**GIVEN TASK:** Copy every entry exactly.

START TASK DATA

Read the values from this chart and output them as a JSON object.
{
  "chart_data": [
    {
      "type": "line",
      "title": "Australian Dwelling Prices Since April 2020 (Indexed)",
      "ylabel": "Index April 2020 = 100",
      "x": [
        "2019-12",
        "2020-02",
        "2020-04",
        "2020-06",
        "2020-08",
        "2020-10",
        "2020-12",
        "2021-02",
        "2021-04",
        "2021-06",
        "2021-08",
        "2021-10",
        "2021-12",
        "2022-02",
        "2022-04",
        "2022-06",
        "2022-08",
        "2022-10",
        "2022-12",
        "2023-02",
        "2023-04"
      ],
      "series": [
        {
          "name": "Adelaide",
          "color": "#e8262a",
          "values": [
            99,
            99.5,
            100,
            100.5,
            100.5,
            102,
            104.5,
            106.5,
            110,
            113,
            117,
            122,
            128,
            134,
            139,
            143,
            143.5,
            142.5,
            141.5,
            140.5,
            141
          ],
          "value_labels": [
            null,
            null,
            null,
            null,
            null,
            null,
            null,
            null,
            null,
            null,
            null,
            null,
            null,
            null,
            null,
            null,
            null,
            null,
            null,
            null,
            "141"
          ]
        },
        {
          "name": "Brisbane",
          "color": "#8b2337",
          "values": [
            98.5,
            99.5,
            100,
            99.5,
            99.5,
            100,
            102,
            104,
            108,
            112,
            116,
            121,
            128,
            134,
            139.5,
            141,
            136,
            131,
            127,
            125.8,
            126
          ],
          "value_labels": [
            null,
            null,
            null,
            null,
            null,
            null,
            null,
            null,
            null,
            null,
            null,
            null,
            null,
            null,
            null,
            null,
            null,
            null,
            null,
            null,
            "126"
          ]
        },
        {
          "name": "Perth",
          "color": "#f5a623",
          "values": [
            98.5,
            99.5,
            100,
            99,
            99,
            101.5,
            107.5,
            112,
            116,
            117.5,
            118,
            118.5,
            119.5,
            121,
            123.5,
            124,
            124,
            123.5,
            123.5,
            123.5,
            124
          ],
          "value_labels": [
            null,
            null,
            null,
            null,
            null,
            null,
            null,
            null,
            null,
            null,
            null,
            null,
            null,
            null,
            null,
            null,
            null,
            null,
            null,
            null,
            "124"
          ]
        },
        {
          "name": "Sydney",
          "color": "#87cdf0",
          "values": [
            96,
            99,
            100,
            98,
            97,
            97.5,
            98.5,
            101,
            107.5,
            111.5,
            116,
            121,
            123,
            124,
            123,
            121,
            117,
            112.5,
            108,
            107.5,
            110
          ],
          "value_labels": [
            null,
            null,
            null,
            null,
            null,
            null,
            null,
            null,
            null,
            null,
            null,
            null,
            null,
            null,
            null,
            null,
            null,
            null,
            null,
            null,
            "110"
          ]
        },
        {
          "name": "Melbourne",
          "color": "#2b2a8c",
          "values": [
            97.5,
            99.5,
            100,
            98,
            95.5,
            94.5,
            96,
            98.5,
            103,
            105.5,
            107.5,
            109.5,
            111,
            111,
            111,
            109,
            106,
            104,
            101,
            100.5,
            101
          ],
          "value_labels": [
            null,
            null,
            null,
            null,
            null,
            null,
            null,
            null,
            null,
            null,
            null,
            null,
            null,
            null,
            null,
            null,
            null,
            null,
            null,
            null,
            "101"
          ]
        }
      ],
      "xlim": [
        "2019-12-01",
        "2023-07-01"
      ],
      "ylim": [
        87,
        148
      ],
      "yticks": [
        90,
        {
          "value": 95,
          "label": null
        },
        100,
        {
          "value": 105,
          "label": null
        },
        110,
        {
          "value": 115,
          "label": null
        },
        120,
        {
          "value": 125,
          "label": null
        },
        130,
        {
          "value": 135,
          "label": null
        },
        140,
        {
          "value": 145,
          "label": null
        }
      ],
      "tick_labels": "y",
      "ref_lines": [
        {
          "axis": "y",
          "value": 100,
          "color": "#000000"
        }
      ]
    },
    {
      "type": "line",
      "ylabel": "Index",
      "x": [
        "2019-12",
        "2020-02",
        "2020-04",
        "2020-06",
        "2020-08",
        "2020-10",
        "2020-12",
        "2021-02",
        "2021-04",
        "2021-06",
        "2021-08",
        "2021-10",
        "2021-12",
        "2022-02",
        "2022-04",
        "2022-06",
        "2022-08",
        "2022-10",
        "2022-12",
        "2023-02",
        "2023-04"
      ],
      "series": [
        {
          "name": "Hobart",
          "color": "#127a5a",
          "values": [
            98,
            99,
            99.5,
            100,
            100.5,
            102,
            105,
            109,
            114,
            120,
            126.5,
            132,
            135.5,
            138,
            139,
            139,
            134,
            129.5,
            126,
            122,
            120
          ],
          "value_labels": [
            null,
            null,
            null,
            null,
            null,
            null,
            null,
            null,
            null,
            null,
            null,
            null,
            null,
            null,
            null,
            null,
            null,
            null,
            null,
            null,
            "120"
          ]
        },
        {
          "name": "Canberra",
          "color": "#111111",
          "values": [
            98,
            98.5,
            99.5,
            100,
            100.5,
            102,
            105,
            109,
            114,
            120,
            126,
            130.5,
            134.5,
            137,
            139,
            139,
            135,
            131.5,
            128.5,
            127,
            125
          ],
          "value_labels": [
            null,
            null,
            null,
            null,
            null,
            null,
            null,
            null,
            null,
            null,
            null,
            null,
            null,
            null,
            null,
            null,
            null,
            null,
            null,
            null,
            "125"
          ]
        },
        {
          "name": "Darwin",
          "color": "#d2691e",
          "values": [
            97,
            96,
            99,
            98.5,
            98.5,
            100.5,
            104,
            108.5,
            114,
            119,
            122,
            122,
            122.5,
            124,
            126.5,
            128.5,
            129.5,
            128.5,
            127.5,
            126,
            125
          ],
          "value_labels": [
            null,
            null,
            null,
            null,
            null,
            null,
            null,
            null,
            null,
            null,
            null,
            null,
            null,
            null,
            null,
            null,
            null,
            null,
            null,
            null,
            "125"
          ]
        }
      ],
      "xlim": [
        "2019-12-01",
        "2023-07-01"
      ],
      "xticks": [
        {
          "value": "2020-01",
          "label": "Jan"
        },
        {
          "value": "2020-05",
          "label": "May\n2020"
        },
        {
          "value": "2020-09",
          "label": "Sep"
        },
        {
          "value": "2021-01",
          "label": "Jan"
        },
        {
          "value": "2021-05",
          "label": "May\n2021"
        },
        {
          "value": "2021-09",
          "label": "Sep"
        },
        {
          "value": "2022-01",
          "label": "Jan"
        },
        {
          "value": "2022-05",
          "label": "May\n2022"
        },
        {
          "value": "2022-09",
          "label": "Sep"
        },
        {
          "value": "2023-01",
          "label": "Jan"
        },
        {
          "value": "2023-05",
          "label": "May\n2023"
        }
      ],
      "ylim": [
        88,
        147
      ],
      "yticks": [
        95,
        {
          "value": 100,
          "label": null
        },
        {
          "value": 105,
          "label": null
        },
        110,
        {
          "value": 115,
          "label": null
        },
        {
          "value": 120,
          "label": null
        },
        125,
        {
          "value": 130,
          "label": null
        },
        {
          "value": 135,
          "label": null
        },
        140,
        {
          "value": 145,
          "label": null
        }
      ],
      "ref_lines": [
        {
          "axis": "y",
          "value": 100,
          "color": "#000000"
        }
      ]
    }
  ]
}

END TASK DATA

**RESPONSE:**
Read the values from this chart and output them as a JSON object.
{
  "chart_data": [
    {
      "type": "line",
      "title": "Australian Dwelling Prices Since April 2020 (Indexed)",
      "ylabel": "Index April 2020 = 100",
      "x": [
        "2019-12",
        "2020-02",
        "2020-04",
        "2020-06",
        "2020-08",
        "2020-10",
        "2020-12",
        "2021-02",
        "2021-04",
        "2021-06",
        "2021-08",
        "2021-10",
        "2021-12",
        "2022-02",
        "2022-04",
        "2022-06",
        "2022-08",
        "2022-10",
        "2022-12",
        "2023-02",
        "2023-04"
      ],
      "series": [
        {
          "name": "Adelaide",
          "color": "#e8262a",
          "values": [
            99,
            99.5,
            100,
            100.5,
            100.5,
            102,
            104.5,
            106.5,
            110,
            113,
            117,
            122,
            128,
            134,
            139,
            143,
            143.5,
            142.5,
            141.5,
            140.5,
            141
          ],
          "value_labels": [
            null,
            null,
            null,
            null,
            null,
            null,
            null,
            null,
            null,
            null,
            null,
            null,
            null,
            null,
            null,
            null,
            null,
            null,
            null,
            null,
            "141"
          ]
        },
        {
          "name": "Brisbane",
          "color": "#8b2337",
          "values": [
            98.5,
            99.5,
            100,
            99.5,
            99.5,
            100,
            102,
            104,
            108,
            112,
            116,
            121,
            128,
            134,
            139.5,
            141,
            136,
            131,
            127,
            125.8,
            126
          ],
          "value_labels": [
            null,
            null,
            null,
            null,
            null,
            null,
            null,
            null,
            null,
            null,
            null,
            null,
            null,
            null,
            null,
            null,
            null,
            null,
            null,
            null,
            "126"
          ]
        },
        {
          "name": "Perth",
          "color": "#f5a623",
          "values": [
            98.5,
            99.5,
            100,
            99,
            99,
            101.5,
            107.5,
            112,
            116,
            117.5,
            118,
            118.5,
            119.5,
            121,
            123.5,
            124,
            124,
            123.5,
            123.5,
            123.5,
            124
          ],
          "value_labels": [
            null,
            null,
            null,
            null,
            null,
            null,
            null,
            null,
            null,
            null,
            null,
            null,
            null,
            null,
            null,
            null,
            null,
            null,
            null,
            null,
            "124"
          ]
        },
        {
          "name": "Sydney",
          "color": "#87cdf0",
          "values": [
            96,
            99,
            100,
            98,
            97,
            97.5,
            98.5,
            101,
            107.5,
            111.5,
            116,
            121,
            123,
            124,
            123,
            121,
            117,
            112.5,
            108,
            107.5,
            110
          ],
          "value_labels": [
            null,
            null,
            null,
            null,
            null,
            null,
            null,
            null,
            null,
            null,
            null,
            null,
            null,
            null,
            null,
            null,
            null,
            null,
            null,
            null,
            "110"
          ]
        },
        {
          "name": "Melbourne",
          "color": "#2b2a8c",
          "values": [
            97.5,
            99.5,
            100,
            98,
            95.5,
            94.5,
            96,
            98.5,
            103,
            105.5,
            107.5,
            109.5,
            111,
            111,
            111,
            109,
            106,
            104,
            101,
            100.5,
            101
          ],
          "value_labels": [
            null,
            null,
            null,
            null,
            null,
            null,
            null,
            null,
            null,
            null,
            null,
            null,
            null,
            null,
            null,
            null,
            null,
            null,
            null,
            null,
            "101"
          ]
        }
      ],
      "xlim": [
        "2019-12-01",
        "2023-07-01"
      ],
      "ylim": [
        87,
        148
      ],
      "yticks": [
        90,
        {
          "value": 95,
          "label": null
        },
        100,
        {
          "value": 105,
          "label": null
        },
        110,
        {
          "value": 115,
          "label": null
        },
        120,
        {
          "value": 125,
          "label": null
        },
        130,
        {
          "value": 135,
          "label": null
        },
        140,
        {
          "value": 145,
          "label": null
        }
      ],
      "tick_labels": "y",
      "ref_lines": [
        {
          "axis": "y",
          "value": 100,
          "color": "#000000"
        }
      ]
    },
    {
      "type": "line",
      "ylabel": "Index",
      "x": [
        "2019-12",
        "2020-02",
        "2020-04",
        "2020-06",
        "2020-08",
        "2020-10",
        "2020-12",
        "2021-02",
        "2021-04",
        "2021-06",
        "2021-08",
        "2021-10",
        "2021-12",
        "2022-02",
        "2022-04",
        "2022-06",
        "2022-08",
        "2022-10",
        "2022-12",
        "2023-02",
        "2023-04"
      ],
      "series": [
        {
          "name": "Hobart",
          "color": "#127a5a",
          "values": [
            98,
            99,
            99.5,
            100,
            100.5,
            102,
            105,
            109,
            114,
            120,
            126.5,
            132,
            135.5,
            138,
            139,
            139,
            134,
            129.5,
            126,
            122,
            120
          ],
          "value_labels": [
            null,
            null,
            null,
            null,
            null,
            null,
            null,
            null,
            null,
            null,
            null,
            null,
            null,
            null,
            null,
            null,
            null,
            null,
            null,
            null,
            "120"
          ]
        },
        {
          "name": "Canberra",
          "color": "#111111",
          "values": [
            98,
            98.5,
            99.5,
            100,
            100.5,
            102,
            105,
            109,
            114,
            120,
            126,
            130.5,
            134.5,
            137,
            139,
            139,
            135,
            131.5,
            128.5,
            127,
            125
          ],
          "value_labels": [
            null,
            null,
            null,
            null,
            null,
            null,
            null,
            null,
            null,
            null,
            null,
            null,
            null,
            null,
            null,
            null,
            null,
            null,
            null,
            null,
            "125"
          ]
        },
        {
          "name": "Darwin",
          "color": "#d2691e",
          "values": [
            97,
            96,
            99,
            98.5,
            98.5,
            100.5,
            104,
            108.5,
            114,
            119,
            122,
            122,
            122.5,
            124,
            126.5,
            128.5,
            129.5,
            128.5,
            127.5,
            126,
            125
          ],
          "value_labels": [
            null,
            null,
            null,
            null,
            null,
            null,
            null,
            null,
            null,
            null,
            null,
            null,
            null,
            null,
            null,
            null,
            null,
            null,
            null,
            null,
            "125"
          ]
        }
      ],
      "xlim": [
        "2019-12-01",
        "2023-07-01"
      ],
      "xticks": [
        {
          "value": "2020-01",
          "label": "Jan"
        },
        {
          "value": "2020-05",
          "label": "May\n2020"
        },
        {
          "value": "2020-09",
          "label": "Sep"
        },
        {
          "value": "2021-01",
          "label": "Jan"
        },
        {
          "value": "2021-05",
          "label": "May\n2021"
        },
        {
          "value": "2021-09",
          "label": "Sep"
        },
        {
          "value": "2022-01",
          "label": "Jan"
        },
        {
          "value": "2022-05",
          "label": "May\n2022"
        },
        {
          "value": "2022-09",
          "label": "Sep"
        },
        {
          "value": "2023-01",
          "label": "Jan"
        },
        {
          "value": "2023-05",
          "label": "May\n2023"
        }
      ],
      "ylim": [
        88,
        147
      ],
      "yticks": [
        95,
        {
          "value": 100,
          "label": null
        },
        {
          "value": 105,
          "label": null
        },
        110,
        {
          "value": 115,
          "label": null
        },
        {
          "value": 120,
          "label": null
        },
        125,
        {
          "value": 130,
          "label": null
        },
        {
          "value": 135,
          "label": null
        },
        140,
        {
          "value": 145,
          "label": null
        }
      ],
      "ref_lines": [
        {
          "axis": "y",
          "value": 100,
          "color": "#000000"
        }
      ]
    }
  ]
}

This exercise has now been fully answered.